• [CHALLENGE]
Exactly reproduce the entries, dropping any pictures from your copy.

[START STORED DATA]

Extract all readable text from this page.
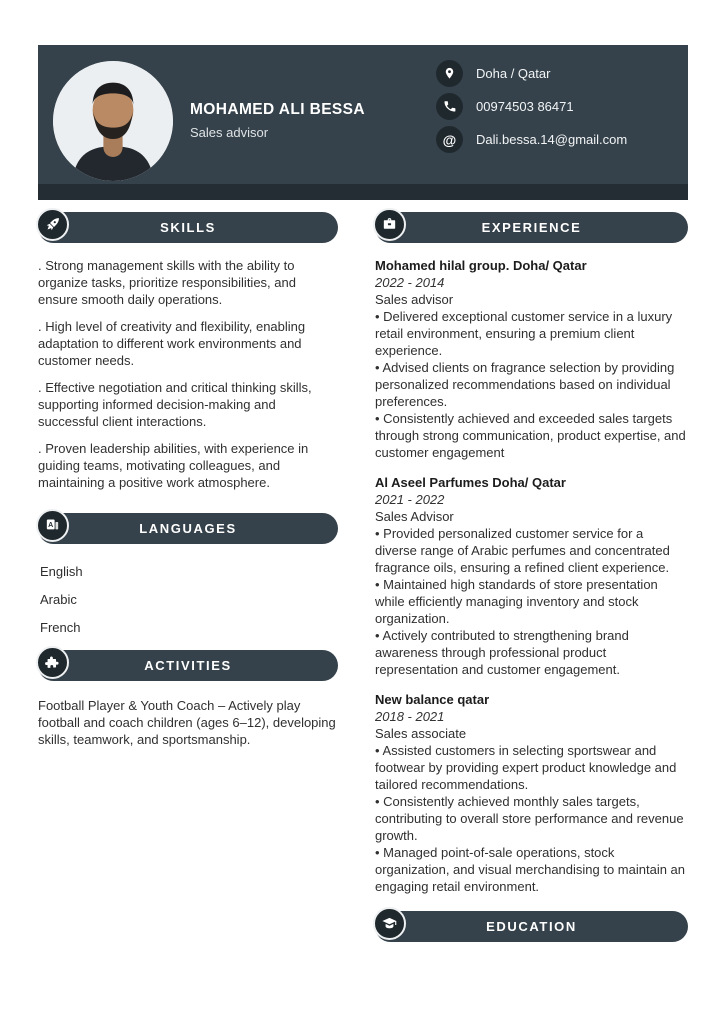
MOHAMED ALI BESSA
Sales advisor
Doha / Qatar
00974503 86471
@ Dali.bessa.14@gmail.com
SKILLS

. Strong management skills with the ability to organize tasks, prioritize responsibilities, and ensure smooth daily operations.

. High level of creativity and flexibility, enabling adaptation to different work environments and customer needs.

. Effective negotiation and critical thinking skills, supporting informed decision-making and successful client interactions.

. Proven leadership abilities, with experience in guiding teams, motivating colleagues, and maintaining a positive work atmosphere.

A	LANGUAGES

English

Arabic

French

ACTIVITIES

Football Player & Youth Coach – Actively play football and coach children (ages 6–12), developing skills, teamwork, and sportsmanship.

EXPERIENCE
Mohamed hilal group. Doha/ Qatar
2022 - 2014
Sales advisor

• Delivered exceptional customer service in a luxury retail environment, ensuring a premium client experience.

• Advised clients on fragrance selection by providing personalized recommendations based on individual preferences.

• Consistently achieved and exceeded sales targets through strong communication, product expertise, and customer engagement

Al Aseel Parfumes Doha/ Qatar
2021 - 2022
Sales Advisor

• Provided personalized customer service for a diverse range of Arabic perfumes and concentrated fragrance oils, ensuring a refined client experience.

• Maintained high standards of store presentation while efficiently managing inventory and stock organization.

• Actively contributed to strengthening brand awareness through professional product representation and customer engagement.

New balance qatar
2018 - 2021
Sales associate

• Assisted customers in selecting sportswear and footwear by providing expert product knowledge and tailored recommendations.

• Consistently achieved monthly sales targets, contributing to overall store performance and revenue growth.

• Managed point-of-sale operations, stock organization, and visual merchandising to maintain an engaging retail environment.

EDUCATION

[END STORED DATA]

• [THE RESULT]
Extract all readable text from this page.
MOHAMED ALI BESSA
Sales advisor
Doha / Qatar
00974503 86471
@ Dali.bessa.14@gmail.com
SKILLS

. Strong management skills with the ability to organize tasks, prioritize responsibilities, and ensure smooth daily operations.

. High level of creativity and flexibility, enabling adaptation to different work environments and customer needs.

. Effective negotiation and critical thinking skills, supporting informed decision-making and successful client interactions.

. Proven leadership abilities, with experience in guiding teams, motivating colleagues, and maintaining a positive work atmosphere.

A	LANGUAGES

English

Arabic

French

ACTIVITIES

Football Player & Youth Coach – Actively play football and coach children (ages 6–12), developing skills, teamwork, and sportsmanship.

EXPERIENCE
Mohamed hilal group. Doha/ Qatar
2022 - 2014
Sales advisor

• Delivered exceptional customer service in a luxury retail environment, ensuring a premium client experience.

• Advised clients on fragrance selection by providing personalized recommendations based on individual preferences.

• Consistently achieved and exceeded sales targets through strong communication, product expertise, and customer engagement

Al Aseel Parfumes Doha/ Qatar
2021 - 2022
Sales Advisor

• Provided personalized customer service for a diverse range of Arabic perfumes and concentrated fragrance oils, ensuring a refined client experience.

• Maintained high standards of store presentation while efficiently managing inventory and stock organization.

• Actively contributed to strengthening brand awareness through professional product representation and customer engagement.

New balance qatar
2018 - 2021
Sales associate

• Assisted customers in selecting sportswear and footwear by providing expert product knowledge and tailored recommendations.

• Consistently achieved monthly sales targets, contributing to overall store performance and revenue growth.

• Managed point-of-sale operations, stock organization, and visual merchandising to maintain an engaging retail environment.

EDUCATION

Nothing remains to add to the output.